**Brief:** Which lines contain the string "воспитание"? Please list every one of them.

**Information shown:**
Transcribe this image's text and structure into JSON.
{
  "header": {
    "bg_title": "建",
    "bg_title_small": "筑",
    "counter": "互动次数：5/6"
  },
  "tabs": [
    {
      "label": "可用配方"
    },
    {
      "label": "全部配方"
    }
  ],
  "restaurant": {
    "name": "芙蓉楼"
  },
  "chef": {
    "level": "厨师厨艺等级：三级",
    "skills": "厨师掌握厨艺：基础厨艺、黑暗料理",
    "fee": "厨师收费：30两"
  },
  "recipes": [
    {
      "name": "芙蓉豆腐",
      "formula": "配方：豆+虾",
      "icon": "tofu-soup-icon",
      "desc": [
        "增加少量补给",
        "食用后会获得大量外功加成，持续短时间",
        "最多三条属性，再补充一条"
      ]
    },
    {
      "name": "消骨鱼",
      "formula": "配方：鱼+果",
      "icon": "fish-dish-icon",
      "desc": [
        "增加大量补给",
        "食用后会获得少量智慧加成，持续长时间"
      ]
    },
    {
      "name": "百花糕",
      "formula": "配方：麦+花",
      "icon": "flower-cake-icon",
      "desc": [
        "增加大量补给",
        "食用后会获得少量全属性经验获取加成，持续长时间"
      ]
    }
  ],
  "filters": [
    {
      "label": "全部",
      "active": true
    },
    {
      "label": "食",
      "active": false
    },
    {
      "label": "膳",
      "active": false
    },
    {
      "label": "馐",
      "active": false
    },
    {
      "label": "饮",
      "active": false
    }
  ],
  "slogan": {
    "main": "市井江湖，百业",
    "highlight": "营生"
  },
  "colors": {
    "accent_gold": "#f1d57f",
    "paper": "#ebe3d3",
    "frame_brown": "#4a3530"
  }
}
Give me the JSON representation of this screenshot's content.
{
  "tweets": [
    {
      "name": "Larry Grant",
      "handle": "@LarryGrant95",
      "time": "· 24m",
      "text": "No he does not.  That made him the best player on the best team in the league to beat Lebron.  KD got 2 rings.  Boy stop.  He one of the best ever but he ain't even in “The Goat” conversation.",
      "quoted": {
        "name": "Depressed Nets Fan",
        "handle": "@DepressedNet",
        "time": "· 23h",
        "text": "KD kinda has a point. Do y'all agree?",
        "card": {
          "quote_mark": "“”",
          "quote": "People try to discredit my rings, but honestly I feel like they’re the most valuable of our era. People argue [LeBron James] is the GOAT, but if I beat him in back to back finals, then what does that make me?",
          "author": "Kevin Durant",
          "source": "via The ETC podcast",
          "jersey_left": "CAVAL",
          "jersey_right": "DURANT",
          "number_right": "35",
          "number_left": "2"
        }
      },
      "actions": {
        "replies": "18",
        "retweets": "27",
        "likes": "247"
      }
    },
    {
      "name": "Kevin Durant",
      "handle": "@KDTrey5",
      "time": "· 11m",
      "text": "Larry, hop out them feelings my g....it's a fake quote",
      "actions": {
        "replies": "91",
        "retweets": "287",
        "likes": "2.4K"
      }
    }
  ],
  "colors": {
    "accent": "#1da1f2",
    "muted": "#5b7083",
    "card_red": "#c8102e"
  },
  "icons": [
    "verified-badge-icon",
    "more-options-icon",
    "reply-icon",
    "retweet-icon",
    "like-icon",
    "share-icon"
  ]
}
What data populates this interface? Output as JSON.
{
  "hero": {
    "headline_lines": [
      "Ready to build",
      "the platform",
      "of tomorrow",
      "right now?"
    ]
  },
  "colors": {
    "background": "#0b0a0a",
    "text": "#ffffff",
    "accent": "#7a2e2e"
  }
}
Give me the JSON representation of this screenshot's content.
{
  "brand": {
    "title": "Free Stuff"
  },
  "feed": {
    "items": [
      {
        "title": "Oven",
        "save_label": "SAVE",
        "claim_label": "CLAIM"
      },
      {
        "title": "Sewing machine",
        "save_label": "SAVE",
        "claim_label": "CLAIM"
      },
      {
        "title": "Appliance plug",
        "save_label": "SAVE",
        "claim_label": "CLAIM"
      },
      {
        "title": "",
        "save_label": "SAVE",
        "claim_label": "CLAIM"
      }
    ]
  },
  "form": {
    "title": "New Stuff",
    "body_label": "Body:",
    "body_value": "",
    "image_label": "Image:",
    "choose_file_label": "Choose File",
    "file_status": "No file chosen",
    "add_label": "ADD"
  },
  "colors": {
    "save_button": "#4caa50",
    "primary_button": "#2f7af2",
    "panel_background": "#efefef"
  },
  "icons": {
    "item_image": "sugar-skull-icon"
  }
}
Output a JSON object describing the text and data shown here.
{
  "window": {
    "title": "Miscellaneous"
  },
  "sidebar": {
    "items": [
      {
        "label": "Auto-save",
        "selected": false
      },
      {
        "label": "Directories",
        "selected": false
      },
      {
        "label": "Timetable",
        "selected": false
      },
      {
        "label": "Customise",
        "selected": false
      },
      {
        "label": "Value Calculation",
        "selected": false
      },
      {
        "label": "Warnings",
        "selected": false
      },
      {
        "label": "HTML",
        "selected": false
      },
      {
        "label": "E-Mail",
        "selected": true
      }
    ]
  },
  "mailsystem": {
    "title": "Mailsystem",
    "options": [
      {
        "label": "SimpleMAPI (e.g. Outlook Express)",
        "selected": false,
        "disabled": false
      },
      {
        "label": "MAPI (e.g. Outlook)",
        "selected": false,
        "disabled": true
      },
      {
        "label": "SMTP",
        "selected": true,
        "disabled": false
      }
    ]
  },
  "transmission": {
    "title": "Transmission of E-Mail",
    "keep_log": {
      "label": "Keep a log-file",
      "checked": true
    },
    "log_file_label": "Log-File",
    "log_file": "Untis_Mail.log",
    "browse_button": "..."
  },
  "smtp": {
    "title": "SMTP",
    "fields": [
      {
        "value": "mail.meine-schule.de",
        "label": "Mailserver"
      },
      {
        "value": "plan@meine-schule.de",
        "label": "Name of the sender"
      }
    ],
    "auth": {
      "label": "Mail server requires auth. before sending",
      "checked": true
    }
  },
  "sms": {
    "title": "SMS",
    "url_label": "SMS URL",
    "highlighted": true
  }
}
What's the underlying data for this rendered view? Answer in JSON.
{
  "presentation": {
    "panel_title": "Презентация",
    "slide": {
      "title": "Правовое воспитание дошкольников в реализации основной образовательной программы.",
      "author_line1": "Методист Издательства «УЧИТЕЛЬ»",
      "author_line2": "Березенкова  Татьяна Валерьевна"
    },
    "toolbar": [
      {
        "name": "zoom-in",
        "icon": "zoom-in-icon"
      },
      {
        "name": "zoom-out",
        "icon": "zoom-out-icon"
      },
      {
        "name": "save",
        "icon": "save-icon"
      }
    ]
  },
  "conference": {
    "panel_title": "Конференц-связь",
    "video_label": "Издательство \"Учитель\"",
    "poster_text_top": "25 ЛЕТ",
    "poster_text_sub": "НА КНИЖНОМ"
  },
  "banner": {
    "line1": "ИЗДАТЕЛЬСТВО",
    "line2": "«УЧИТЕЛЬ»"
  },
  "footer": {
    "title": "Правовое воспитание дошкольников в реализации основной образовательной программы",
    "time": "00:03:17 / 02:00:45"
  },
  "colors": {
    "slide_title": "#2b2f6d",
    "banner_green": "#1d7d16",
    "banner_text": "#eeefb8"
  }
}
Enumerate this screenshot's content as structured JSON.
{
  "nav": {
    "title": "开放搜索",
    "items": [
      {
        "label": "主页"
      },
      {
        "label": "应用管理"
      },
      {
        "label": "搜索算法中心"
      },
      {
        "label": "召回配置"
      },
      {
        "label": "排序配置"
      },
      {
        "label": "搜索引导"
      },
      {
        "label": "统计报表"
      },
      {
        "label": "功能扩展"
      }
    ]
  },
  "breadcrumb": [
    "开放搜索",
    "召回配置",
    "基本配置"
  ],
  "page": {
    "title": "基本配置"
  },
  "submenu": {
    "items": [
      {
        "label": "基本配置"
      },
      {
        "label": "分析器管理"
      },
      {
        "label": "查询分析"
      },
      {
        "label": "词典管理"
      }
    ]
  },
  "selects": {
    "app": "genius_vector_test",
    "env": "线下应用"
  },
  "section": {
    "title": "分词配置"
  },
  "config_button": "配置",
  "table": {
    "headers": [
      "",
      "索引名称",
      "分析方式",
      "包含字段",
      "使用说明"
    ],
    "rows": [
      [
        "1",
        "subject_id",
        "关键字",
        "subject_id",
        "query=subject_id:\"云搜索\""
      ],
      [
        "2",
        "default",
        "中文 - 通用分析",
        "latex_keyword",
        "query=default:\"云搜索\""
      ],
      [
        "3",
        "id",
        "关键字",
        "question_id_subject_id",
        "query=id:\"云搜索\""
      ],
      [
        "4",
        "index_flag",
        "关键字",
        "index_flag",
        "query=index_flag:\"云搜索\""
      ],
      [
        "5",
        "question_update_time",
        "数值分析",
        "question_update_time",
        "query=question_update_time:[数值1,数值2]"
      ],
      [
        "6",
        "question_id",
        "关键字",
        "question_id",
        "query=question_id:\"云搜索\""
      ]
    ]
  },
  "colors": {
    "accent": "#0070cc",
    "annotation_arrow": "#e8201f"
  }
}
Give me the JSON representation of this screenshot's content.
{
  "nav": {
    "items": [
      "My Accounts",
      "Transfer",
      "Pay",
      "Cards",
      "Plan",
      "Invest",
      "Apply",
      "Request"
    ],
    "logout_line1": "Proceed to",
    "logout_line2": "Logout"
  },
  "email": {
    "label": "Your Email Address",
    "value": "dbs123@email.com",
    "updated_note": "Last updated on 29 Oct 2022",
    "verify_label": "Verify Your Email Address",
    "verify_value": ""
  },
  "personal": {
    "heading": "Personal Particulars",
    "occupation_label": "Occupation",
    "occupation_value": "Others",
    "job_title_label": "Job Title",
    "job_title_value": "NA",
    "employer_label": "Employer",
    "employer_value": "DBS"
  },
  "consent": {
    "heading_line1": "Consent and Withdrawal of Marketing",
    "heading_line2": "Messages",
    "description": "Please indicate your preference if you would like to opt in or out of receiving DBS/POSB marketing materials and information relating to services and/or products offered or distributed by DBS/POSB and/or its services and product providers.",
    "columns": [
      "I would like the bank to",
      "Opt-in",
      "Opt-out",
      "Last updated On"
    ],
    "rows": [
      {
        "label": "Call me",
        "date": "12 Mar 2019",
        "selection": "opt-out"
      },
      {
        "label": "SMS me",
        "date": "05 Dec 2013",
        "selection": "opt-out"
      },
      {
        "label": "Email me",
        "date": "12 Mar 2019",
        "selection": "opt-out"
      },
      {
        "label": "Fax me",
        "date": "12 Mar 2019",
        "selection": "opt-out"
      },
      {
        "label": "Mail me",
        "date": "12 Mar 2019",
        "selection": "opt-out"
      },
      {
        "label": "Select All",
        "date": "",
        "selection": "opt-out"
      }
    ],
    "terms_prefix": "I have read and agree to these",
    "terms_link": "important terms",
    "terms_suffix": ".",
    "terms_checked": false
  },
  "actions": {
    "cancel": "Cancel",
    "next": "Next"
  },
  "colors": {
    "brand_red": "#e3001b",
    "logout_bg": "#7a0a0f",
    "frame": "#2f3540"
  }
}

**The solution:**
      "title": "Правовое воспитание дошкольников в реализации основной образовательной программы.",
    "title": "Правовое воспитание дошкольников в реализации основной образовательной программы",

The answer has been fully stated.